Your instructions = Output the material beneath this task exactly, images excluded.

Extracted material =
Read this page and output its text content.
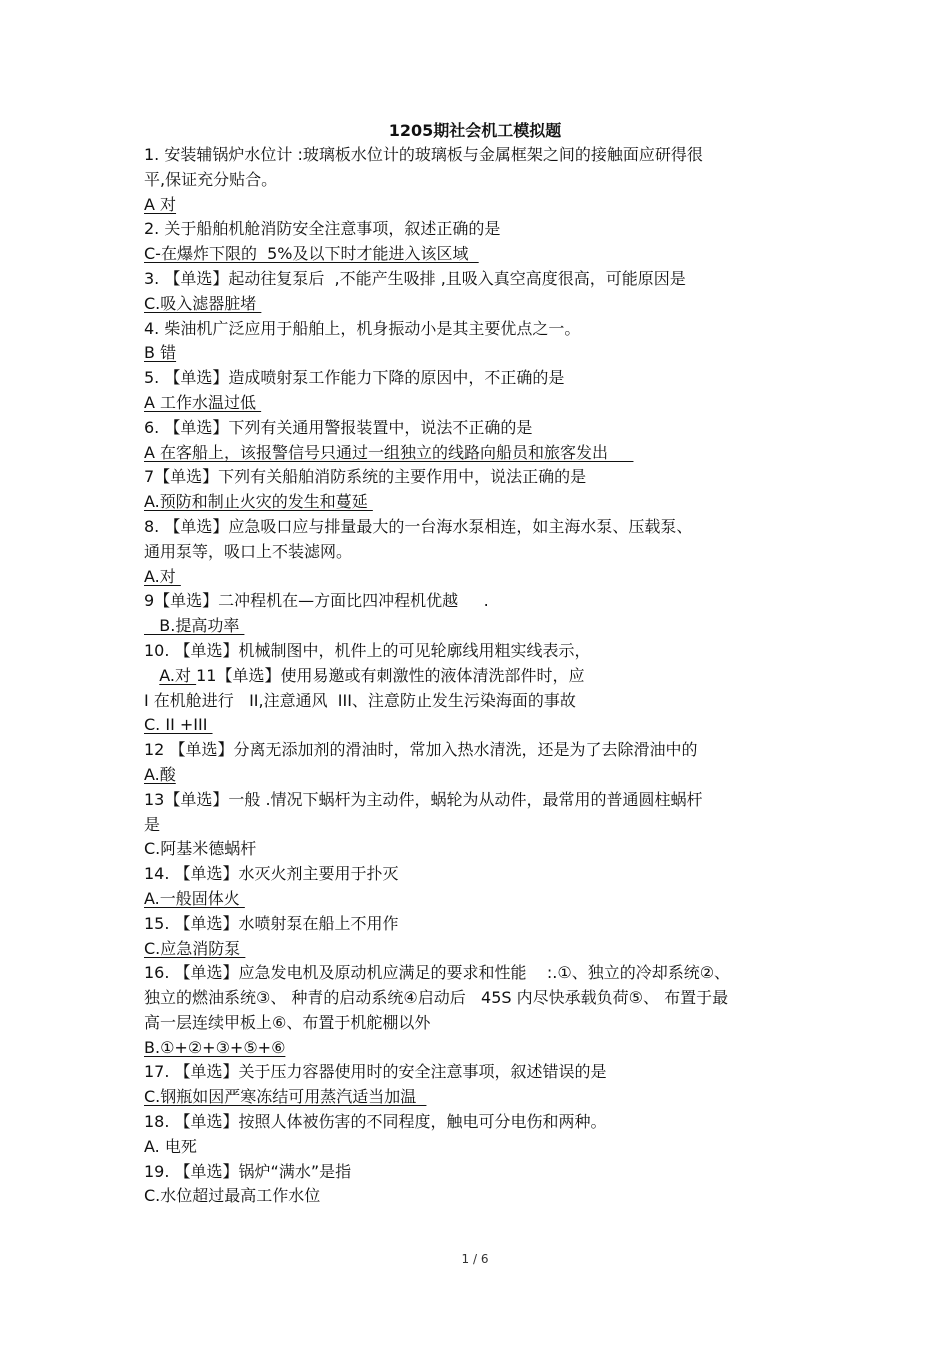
1205期社会机工模拟题
1. 安装辅锅炉水位计 :玻璃板水位计的玻璃板与金属框架之间的接触面应研得很
平,保证充分贴合。
A 对
2. 关于船舶机舱消防安全注意事项，叙述正确的是
C-在爆炸下限的  5%及以下时才能进入该区域
3. 【单选】起动往复泵后  ,不能产生吸排 ,且吸入真空高度很高，可能原因是
C.吸入滤器脏堵
4. 柴油机广泛应用于船舶上，机身振动小是其主要优点之一。
B 错
5. 【单选】造成喷射泵工作能力下降的原因中，不正确的是
A 工作水温过低
6. 【单选】下列有关通用警报装置中，说法不正确的是
A 在客船上，该报警信号只通过一组独立的线路向船员和旅客发出
7【单选】下列有关船舶消防系统的主要作用中，说法正确的是
A.预防和制止火灾的发生和蔓延
8. 【单选】应急吸口应与排量最大的一台海水泵相连，如主海水泵、压载泵、
通用泵等，吸口上不装滤网。
A.对
9【单选】二冲程机在—方面比四冲程机优越     .
B.提高功率
10. 【单选】机械制图中，机件上的可见轮廓线用粗实线表示，
A.对 11【单选】使用易邀或有刺激性的液体清洗部件时，应
I 在机舱进行   II,注意通风  III、注意防止发生污染海面的事故
C. II +III
12 【单选】分离无添加剂的滑油时，常加入热水清洗，还是为了去除滑油中的
A.酸
13【单选】一般 .情况下蜗杆为主动件，蜗轮为从动件，最常用的普通圆柱蜗杆
是
C.阿基米德蜗杆
14. 【单选】水灭火剂主要用于扑灭
A.一般固体火
15. 【单选】水喷射泵在船上不用作
C.应急消防泵
16. 【单选】应急发电机及原动机应满足的要求和性能    :.①、独立的冷却系统②、
独立的燃油系统③、 种青的启动系统④启动后   45S 内尽快承载负荷⑤、 布置于最
高一层连续甲板上⑥、布置于机舵棚以外
B.①+②+③+⑤+⑥
17. 【单选】关于压力容器使用时的安全注意事项，叙述错误的是
C.钢瓶如因严寒冻结可用蒸汽适当加温
18. 【单选】按照人体被伤害的不同程度，触电可分电伤和两种。
A. 电死
19. 【单选】锅炉“满水”是指
C.水位超过最高工作水位
1 / 6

Response to this exercise =
Read this page and output its text content.
1205期社会机工模拟题
1. 安装辅锅炉水位计 :玻璃板水位计的玻璃板与金属框架之间的接触面应研得很
平,保证充分贴合。
A 对
2. 关于船舶机舱消防安全注意事项，叙述正确的是
C-在爆炸下限的  5%及以下时才能进入该区域
3. 【单选】起动往复泵后  ,不能产生吸排 ,且吸入真空高度很高，可能原因是
C.吸入滤器脏堵
4. 柴油机广泛应用于船舶上，机身振动小是其主要优点之一。
B 错
5. 【单选】造成喷射泵工作能力下降的原因中，不正确的是
A 工作水温过低
6. 【单选】下列有关通用警报装置中，说法不正确的是
A 在客船上，该报警信号只通过一组独立的线路向船员和旅客发出
7【单选】下列有关船舶消防系统的主要作用中，说法正确的是
A.预防和制止火灾的发生和蔓延
8. 【单选】应急吸口应与排量最大的一台海水泵相连，如主海水泵、压载泵、
通用泵等，吸口上不装滤网。
A.对
9【单选】二冲程机在—方面比四冲程机优越     .
B.提高功率
10. 【单选】机械制图中，机件上的可见轮廓线用粗实线表示，
A.对 11【单选】使用易邀或有刺激性的液体清洗部件时，应
I 在机舱进行   II,注意通风  III、注意防止发生污染海面的事故
C. II +III
12 【单选】分离无添加剂的滑油时，常加入热水清洗，还是为了去除滑油中的
A.酸
13【单选】一般 .情况下蜗杆为主动件，蜗轮为从动件，最常用的普通圆柱蜗杆
是
C.阿基米德蜗杆
14. 【单选】水灭火剂主要用于扑灭
A.一般固体火
15. 【单选】水喷射泵在船上不用作
C.应急消防泵
16. 【单选】应急发电机及原动机应满足的要求和性能    :.①、独立的冷却系统②、
独立的燃油系统③、 种青的启动系统④启动后   45S 内尽快承载负荷⑤、 布置于最
高一层连续甲板上⑥、布置于机舵棚以外
B.①+②+③+⑤+⑥
17. 【单选】关于压力容器使用时的安全注意事项，叙述错误的是
C.钢瓶如因严寒冻结可用蒸汽适当加温
18. 【单选】按照人体被伤害的不同程度，触电可分电伤和两种。
A. 电死
19. 【单选】锅炉“满水”是指
C.水位超过最高工作水位
1 / 6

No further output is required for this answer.